Report all lines from the entries below in which "title" appears.

## EXTRACTED DATA
---*---

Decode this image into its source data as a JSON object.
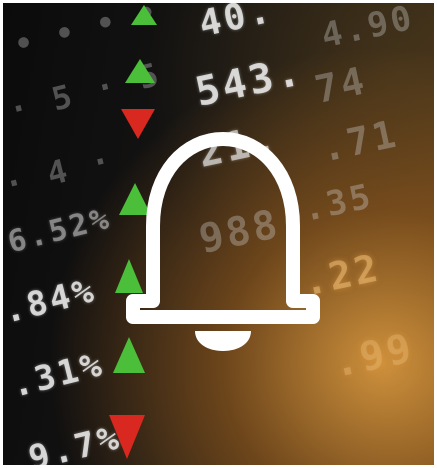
{
  "image": {
    "subject": "notification bell over stock ticker board",
    "colors": {
      "up_arrow": "#4bbf3a",
      "down_arrow": "#d8281f",
      "bell_stroke": "#ffffff",
      "glow": "#d69a3e"
    },
    "icon": "bell-icon"
  }
}
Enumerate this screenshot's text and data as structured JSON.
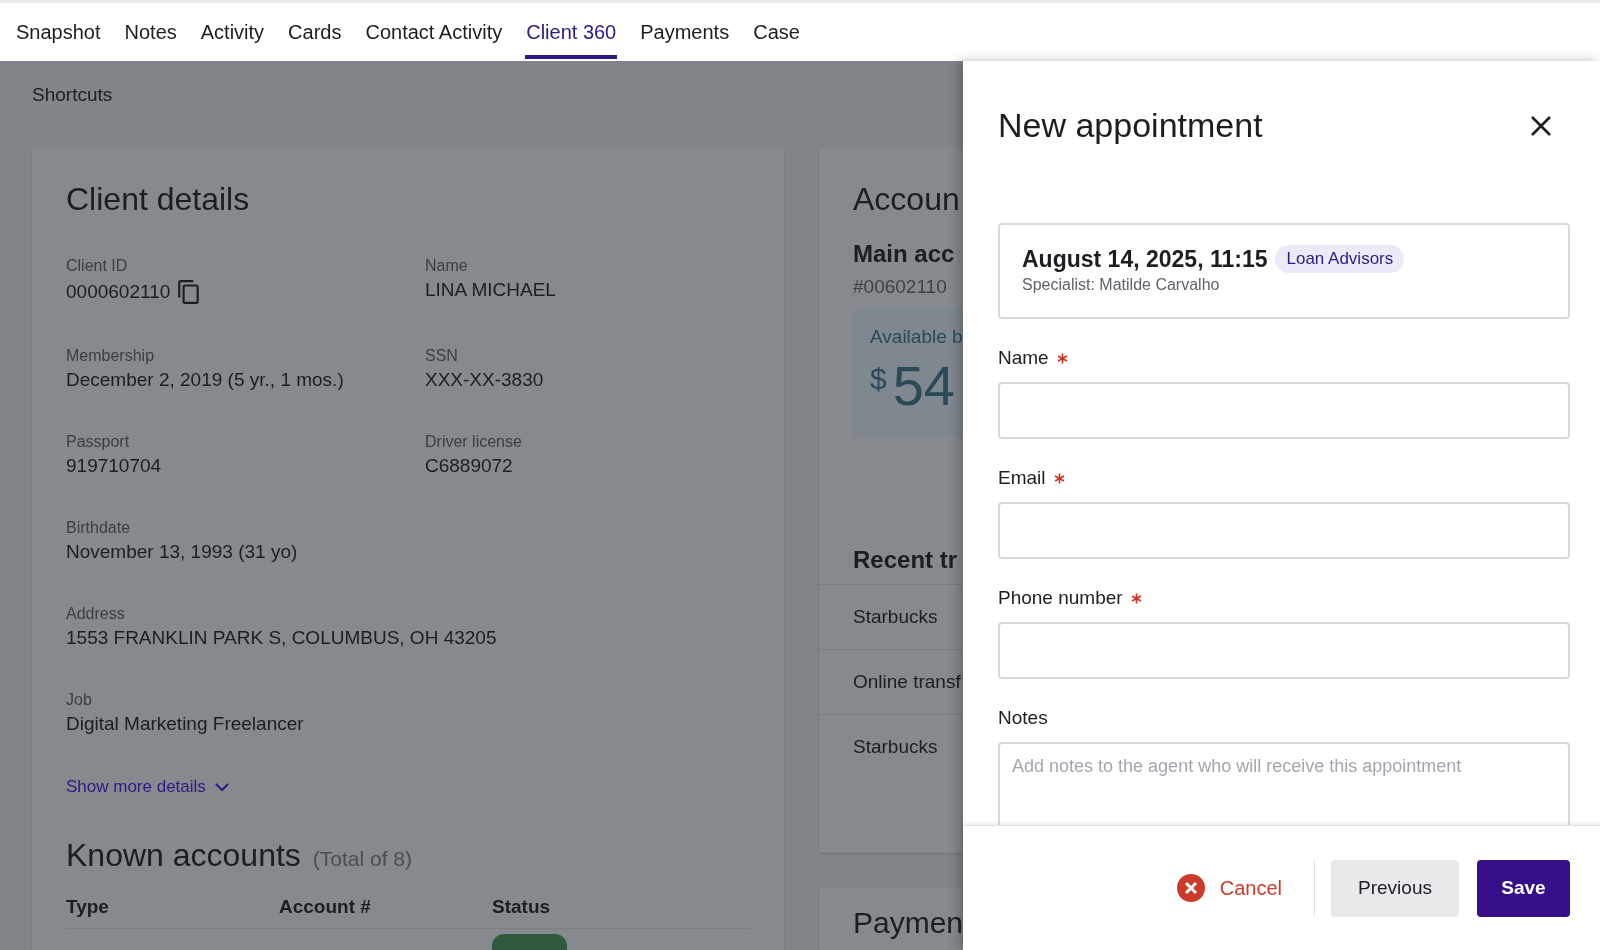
{
  "tabs": [
    {
      "label": "Snapshot",
      "selected": false
    },
    {
      "label": "Notes",
      "selected": false
    },
    {
      "label": "Activity",
      "selected": false
    },
    {
      "label": "Cards",
      "selected": false
    },
    {
      "label": "Contact Activity",
      "selected": false
    },
    {
      "label": "Client 360",
      "selected": true
    },
    {
      "label": "Payments",
      "selected": false
    },
    {
      "label": "Case",
      "selected": false
    }
  ],
  "shortcuts": {
    "title": "Shortcuts"
  },
  "client_details": {
    "title": "Client details",
    "rows": [
      [
        {
          "label": "Client ID",
          "value": "0000602110",
          "copyable": true
        },
        {
          "label": "Name",
          "value": "LINA MICHAEL",
          "copyable": false
        }
      ],
      [
        {
          "label": "Membership",
          "value": "December 2, 2019 (5 yr., 1 mos.)",
          "copyable": false
        },
        {
          "label": "SSN",
          "value": "XXX-XX-3830",
          "copyable": false
        }
      ],
      [
        {
          "label": "Passport",
          "value": "919710704",
          "copyable": false
        },
        {
          "label": "Driver license",
          "value": "C6889072",
          "copyable": false
        }
      ],
      [
        {
          "label": "Birthdate",
          "value": "November 13, 1993 (31 yo)",
          "copyable": false
        }
      ],
      [
        {
          "label": "Address",
          "value": "1553 FRANKLIN PARK S, COLUMBUS, OH 43205",
          "copyable": false
        }
      ],
      [
        {
          "label": "Job",
          "value": "Digital Marketing Freelancer",
          "copyable": false
        }
      ]
    ],
    "show_more": "Show more details",
    "known_accounts": {
      "title": "Known accounts",
      "total": "(Total of 8)",
      "columns": [
        "Type",
        "Account #",
        "Status"
      ]
    }
  },
  "accounts_card": {
    "title": "Accoun",
    "main_account": "Main acc",
    "account_number": "#00602110",
    "available_label": "Available b",
    "currency": "$",
    "balance": "54"
  },
  "recent_transactions": {
    "title": "Recent tr",
    "rows": [
      "Starbucks",
      "Online transf",
      "Starbucks"
    ]
  },
  "payments_card": {
    "title": "Paymen"
  },
  "drawer": {
    "title": "New appointment",
    "appointment": {
      "datetime": "August 14, 2025, 11:15",
      "tag": "Loan Advisors",
      "specialist": "Specialist: Matilde Carvalho"
    },
    "fields": [
      {
        "label": "Name",
        "required": true,
        "kind": "input"
      },
      {
        "label": "Email",
        "required": true,
        "kind": "input"
      },
      {
        "label": "Phone number",
        "required": true,
        "kind": "input"
      },
      {
        "label": "Notes",
        "required": false,
        "kind": "textarea",
        "placeholder": "Add notes to the agent who will receive this appointment"
      }
    ],
    "buttons": [
      {
        "label": "Cancel",
        "kind": "cancel"
      },
      {
        "label": "Previous",
        "kind": "secondary"
      },
      {
        "label": "Save",
        "kind": "primary"
      }
    ]
  }
}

---*---

## ANSWER TO THE EXERCISE
    "title": "Shortcuts"
    "title": "Client details",
      "title": "Known accounts",
    "title": "Accoun",
    "title": "Recent tr",
    "title": "Paymen"
    "title": "New appointment",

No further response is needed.